### GIVEN RECORDS ###
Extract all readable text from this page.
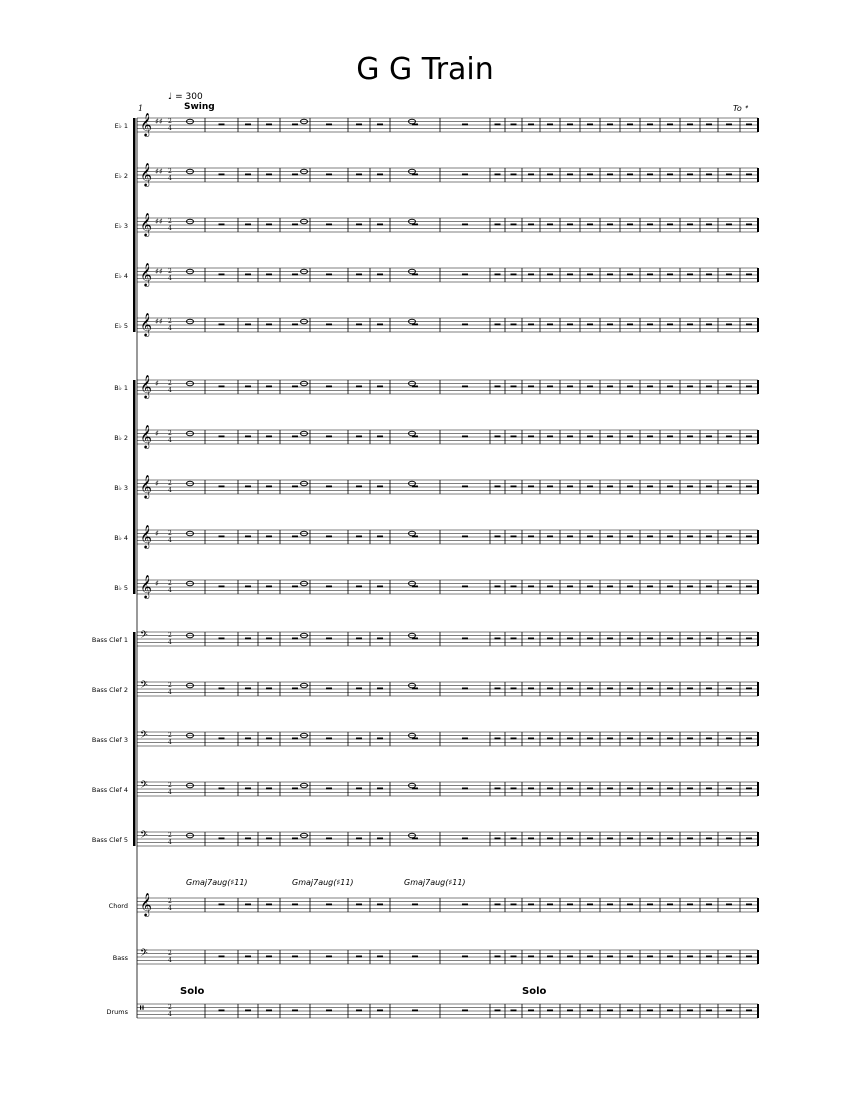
G G Train
♩ = 300
Swing
1	To 𝄌
E♭ 1
E♭ 2
E♭ 3
E♭ 4
E♭ 5
B♭ 1
B♭ 2
B♭ 3
B♭ 4
B♭ 5
Bass Clef 1
Bass Clef 2
Bass Clef 3
Bass Clef 4
Bass Clef 5
Chord
Bass
Drums
Gmaj7aug(♯11)	Gmaj7aug(♯11)	Gmaj7aug(♯11)
Solo	Solo
𝄞 ♯♯ 2
4
𝄞 ♯♯ 2
4
𝄞 ♯♯ 2
4
𝄞 ♯♯ 2
4
𝄞 ♯♯ 2
4
𝄞 ♯ 2
4
𝄞 ♯ 2
4
𝄞 ♯ 2
4
𝄞 ♯ 2
4
𝄞 ♯ 2
4
𝄢	2
4
𝄢	2
4
𝄢	2
4
𝄢	2
4
𝄢	2
4
𝄞	2
4
𝄢	2
4
𝄥	2
4
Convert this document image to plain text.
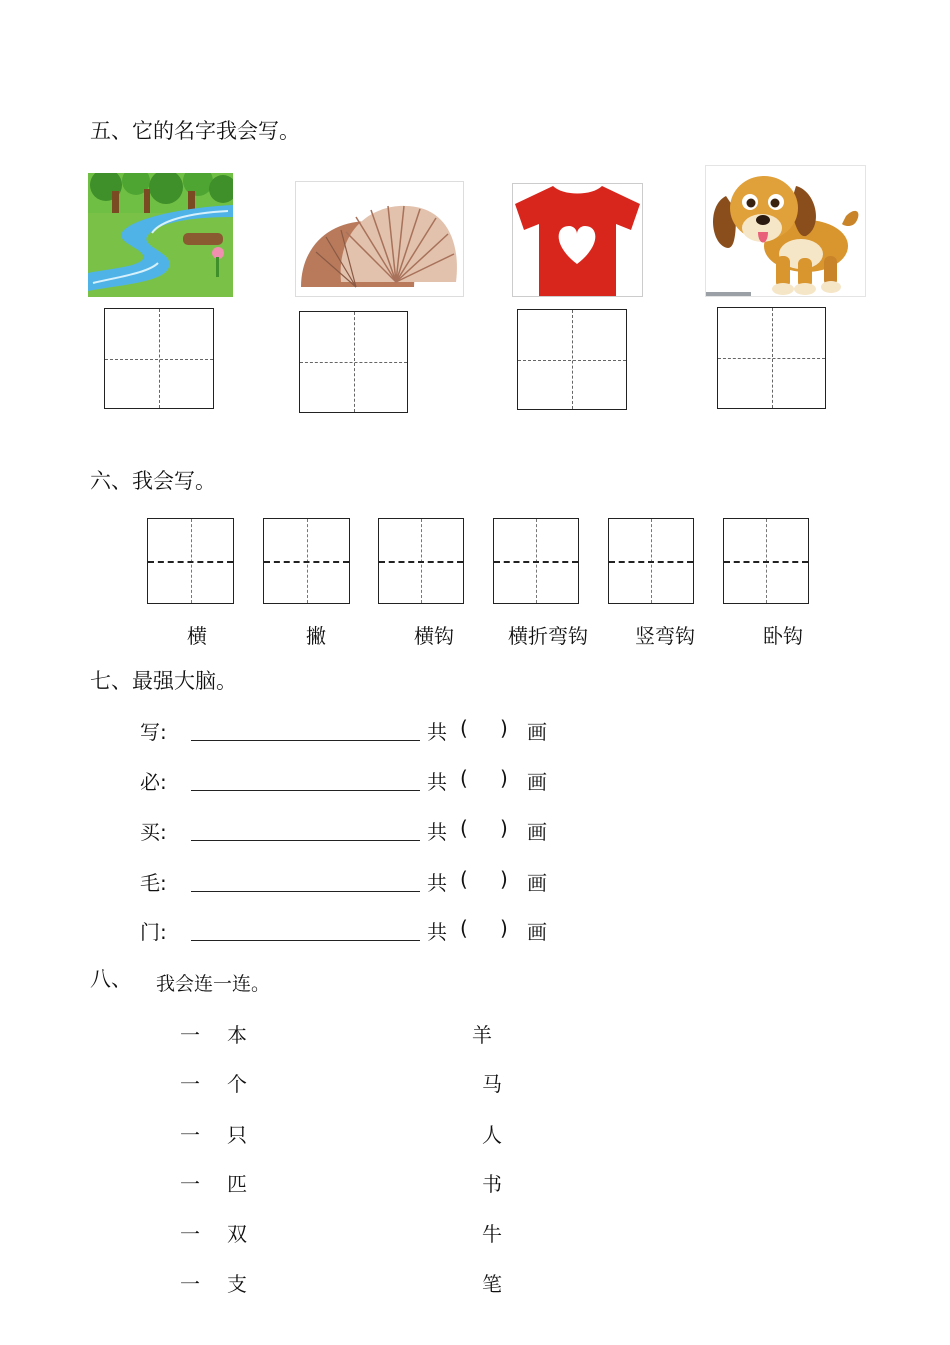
五、它的名字我会写。
六、我会写。
横	撇	横钩	横折弯钩	竖弯钩	卧钩
七、最强大脑。
写:	共 ( ) 画
必:	共 ( ) 画
买:	共 ( ) 画
毛:	共 ( ) 画
门:	共 ( ) 画
八、 我会连一连。
一 本	羊
一 个	马
一 只	人
一 匹	书
一 双	牛
一 支	笔
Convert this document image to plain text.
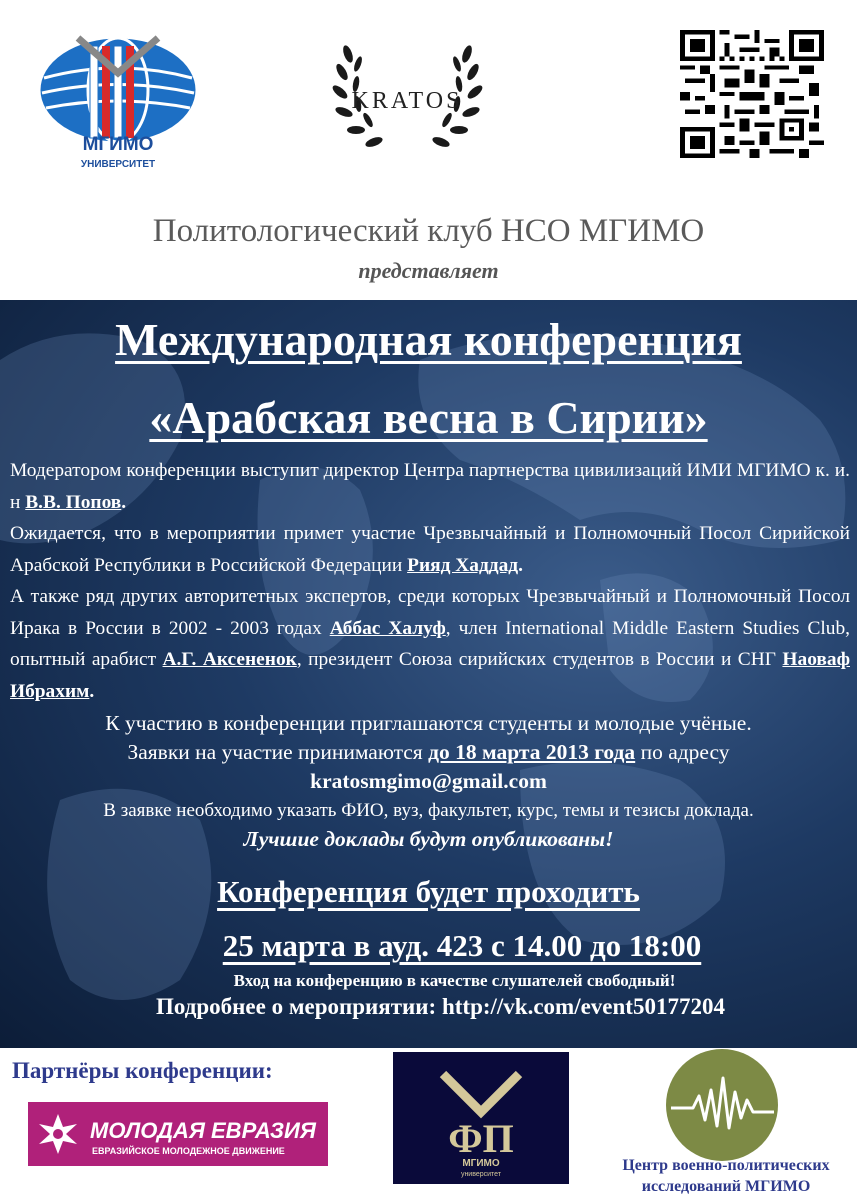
МГИМО
УНИВЕРСИТЕТ
KRATOS
Политологический клуб НСО МГИМО
представляет
Международная конференция
«Арабская весна в Сирии»
Модератором конференции выступит директор Центра партнерства цивилизаций ИМИ МГИМО к. и. н В.В. Попов.
Ожидается, что в мероприятии примет участие Чрезвычайный и Полномочный Посол Сирийской Арабской Республики в Российской Федерации Рияд Хаддад.
А также ряд других авторитетных экспертов, среди которых Чрезвычайный и Полномочный Посол Ирака в России в 2002 - 2003 годах Аббас Халуф, член International Middle Eastern Studies Club, опытный арабист А.Г. Аксененок, президент Союза сирийских студентов в России и СНГ Наоваф Ибрахим.
К участию в конференции приглашаются студенты и молодые учёные.
Заявки на участие принимаются до 18 марта 2013 года по адресу
kratosmgimo@gmail.com
В заявке необходимо указать ФИО, вуз, факультет, курс, темы и тезисы доклада.
Лучшие доклады будут опубликованы!
Конференция будет проходить
25 марта в ауд. 423 с 14.00 до 18:00
Вход на конференцию в качестве слушателей свободный!
Подробнее о мероприятии: http://vk.com/event50177204
Партнёры конференции:
МОЛОДАЯ ЕВРАЗИЯ
ЕВРАЗИЙСКОЕ МОЛОДЕЖНОЕ ДВИЖЕНИЕ	ФП
МГИМО
университет
Центр военно-политических
исследований МГИМО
###
AIM OF THE EXERCISE: Print all entries exactly. The images do not belong in the copy.

RESULT OF THIS TASK:
Extract all readable text from this page.
G G Train
♩ = 300
Swing
1	To 𝄌
E♭ 1
E♭ 2
E♭ 3
E♭ 4
E♭ 5
B♭ 1
B♭ 2
B♭ 3
B♭ 4
B♭ 5
Bass Clef 1
Bass Clef 2
Bass Clef 3
Bass Clef 4
Bass Clef 5
Chord
Bass
Drums
Gmaj7aug(♯11)	Gmaj7aug(♯11)	Gmaj7aug(♯11)
Solo	Solo
𝄞 ♯♯ 2
4
𝄞 ♯♯ 2
4
𝄞 ♯♯ 2
4
𝄞 ♯♯ 2
4
𝄞 ♯♯ 2
4
𝄞 ♯ 2
4
𝄞 ♯ 2
4
𝄞 ♯ 2
4
𝄞 ♯ 2
4
𝄞 ♯ 2
4
𝄢	2
4
𝄢	2
4
𝄢	2
4
𝄢	2
4
𝄢	2
4
𝄞	2
4
𝄢	2
4
𝄥	2
4
Convert this document image to plain text.
五、它的名字我会写。
六、我会写。
横	撇	横钩	横折弯钩	竖弯钩	卧钩
七、最强大脑。
写:	共 ( ) 画
必:	共 ( ) 画
买:	共 ( ) 画
毛:	共 ( ) 画
门:	共 ( ) 画
八、 我会连一连。
一 本	羊
一 个	马
一 只	人
一 匹	书
一 双	牛
一 支	笔
Convert this document image to plain text.
МГИМО
УНИВЕРСИТЕТ
KRATOS
Политологический клуб НСО МГИМО
представляет
Международная конференция
«Арабская весна в Сирии»
Модератором конференции выступит директор Центра партнерства цивилизаций ИМИ МГИМО к. и. н В.В. Попов.
Ожидается, что в мероприятии примет участие Чрезвычайный и Полномочный Посол Сирийской Арабской Республики в Российской Федерации Рияд Хаддад.
А также ряд других авторитетных экспертов, среди которых Чрезвычайный и Полномочный Посол Ирака в России в 2002 - 2003 годах Аббас Халуф, член International Middle Eastern Studies Club, опытный арабист А.Г. Аксененок, президент Союза сирийских студентов в России и СНГ Наоваф Ибрахим.
К участию в конференции приглашаются студенты и молодые учёные.
Заявки на участие принимаются до 18 марта 2013 года по адресу
kratosmgimo@gmail.com
В заявке необходимо указать ФИО, вуз, факультет, курс, темы и тезисы доклада.
Лучшие доклады будут опубликованы!
Конференция будет проходить
25 марта в ауд. 423 с 14.00 до 18:00
Вход на конференцию в качестве слушателей свободный!
Подробнее о мероприятии: http://vk.com/event50177204
Партнёры конференции:
МОЛОДАЯ ЕВРАЗИЯ
ЕВРАЗИЙСКОЕ МОЛОДЕЖНОЕ ДВИЖЕНИЕ	ФП
МГИМО
университет
Центр военно-политических
исследований МГИМО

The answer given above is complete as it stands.